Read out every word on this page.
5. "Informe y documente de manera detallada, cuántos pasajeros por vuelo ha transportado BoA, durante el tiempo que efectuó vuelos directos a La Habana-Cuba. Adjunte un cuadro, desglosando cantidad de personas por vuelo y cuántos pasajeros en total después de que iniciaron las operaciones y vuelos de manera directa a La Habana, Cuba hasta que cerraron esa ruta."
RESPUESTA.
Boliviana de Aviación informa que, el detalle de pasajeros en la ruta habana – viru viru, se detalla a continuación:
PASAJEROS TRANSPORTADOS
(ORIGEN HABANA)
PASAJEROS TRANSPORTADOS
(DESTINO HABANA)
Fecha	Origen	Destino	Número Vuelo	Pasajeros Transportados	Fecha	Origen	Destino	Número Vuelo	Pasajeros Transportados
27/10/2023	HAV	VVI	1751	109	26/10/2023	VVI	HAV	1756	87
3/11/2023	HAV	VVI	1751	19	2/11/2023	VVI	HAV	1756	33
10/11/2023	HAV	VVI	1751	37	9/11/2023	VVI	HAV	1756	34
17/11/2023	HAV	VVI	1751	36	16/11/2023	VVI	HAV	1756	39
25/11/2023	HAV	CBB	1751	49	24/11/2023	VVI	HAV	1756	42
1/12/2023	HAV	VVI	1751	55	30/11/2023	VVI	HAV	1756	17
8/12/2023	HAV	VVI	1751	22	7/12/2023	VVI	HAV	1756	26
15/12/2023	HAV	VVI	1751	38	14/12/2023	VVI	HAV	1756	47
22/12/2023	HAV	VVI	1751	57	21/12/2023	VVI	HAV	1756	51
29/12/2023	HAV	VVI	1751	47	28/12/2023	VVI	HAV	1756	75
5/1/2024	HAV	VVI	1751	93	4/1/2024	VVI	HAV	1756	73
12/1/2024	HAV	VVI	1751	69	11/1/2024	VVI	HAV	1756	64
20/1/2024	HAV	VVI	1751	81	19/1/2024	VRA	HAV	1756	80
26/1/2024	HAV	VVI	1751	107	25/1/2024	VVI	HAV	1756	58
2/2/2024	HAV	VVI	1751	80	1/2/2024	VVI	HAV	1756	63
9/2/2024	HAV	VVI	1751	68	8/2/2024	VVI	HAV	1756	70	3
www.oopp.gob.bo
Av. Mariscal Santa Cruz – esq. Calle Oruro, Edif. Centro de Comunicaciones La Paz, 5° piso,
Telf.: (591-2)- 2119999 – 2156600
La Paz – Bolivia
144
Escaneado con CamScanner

▶ _Exercise brief_: Please quote the records above exactly, without skipping a line.

▶ _Task solution_:
Read out every word on this page.
5. "Informe y documente de manera detallada, cuántos pasajeros por vuelo ha transportado BoA, durante el tiempo que efectuó vuelos directos a La Habana-Cuba. Adjunte un cuadro, desglosando cantidad de personas por vuelo y cuántos pasajeros en total después de que iniciaron las operaciones y vuelos de manera directa a La Habana, Cuba hasta que cerraron esa ruta."
RESPUESTA.
Boliviana de Aviación informa que, el detalle de pasajeros en la ruta habana – viru viru, se detalla a continuación:
PASAJEROS TRANSPORTADOS
(ORIGEN HABANA)
PASAJEROS TRANSPORTADOS
(DESTINO HABANA)
Fecha	Origen	Destino	Número Vuelo	Pasajeros Transportados	Fecha	Origen	Destino	Número Vuelo	Pasajeros Transportados
27/10/2023	HAV	VVI	1751	109	26/10/2023	VVI	HAV	1756	87
3/11/2023	HAV	VVI	1751	19	2/11/2023	VVI	HAV	1756	33
10/11/2023	HAV	VVI	1751	37	9/11/2023	VVI	HAV	1756	34
17/11/2023	HAV	VVI	1751	36	16/11/2023	VVI	HAV	1756	39
25/11/2023	HAV	CBB	1751	49	24/11/2023	VVI	HAV	1756	42
1/12/2023	HAV	VVI	1751	55	30/11/2023	VVI	HAV	1756	17
8/12/2023	HAV	VVI	1751	22	7/12/2023	VVI	HAV	1756	26
15/12/2023	HAV	VVI	1751	38	14/12/2023	VVI	HAV	1756	47
22/12/2023	HAV	VVI	1751	57	21/12/2023	VVI	HAV	1756	51
29/12/2023	HAV	VVI	1751	47	28/12/2023	VVI	HAV	1756	75
5/1/2024	HAV	VVI	1751	93	4/1/2024	VVI	HAV	1756	73
12/1/2024	HAV	VVI	1751	69	11/1/2024	VVI	HAV	1756	64
20/1/2024	HAV	VVI	1751	81	19/1/2024	VRA	HAV	1756	80
26/1/2024	HAV	VVI	1751	107	25/1/2024	VVI	HAV	1756	58
2/2/2024	HAV	VVI	1751	80	1/2/2024	VVI	HAV	1756	63
9/2/2024	HAV	VVI	1751	68	8/2/2024	VVI	HAV	1756	70	3
www.oopp.gob.bo
Av. Mariscal Santa Cruz – esq. Calle Oruro, Edif. Centro de Comunicaciones La Paz, 5° piso,
Telf.: (591-2)- 2119999 – 2156600
La Paz – Bolivia
144
Escaneado con CamScanner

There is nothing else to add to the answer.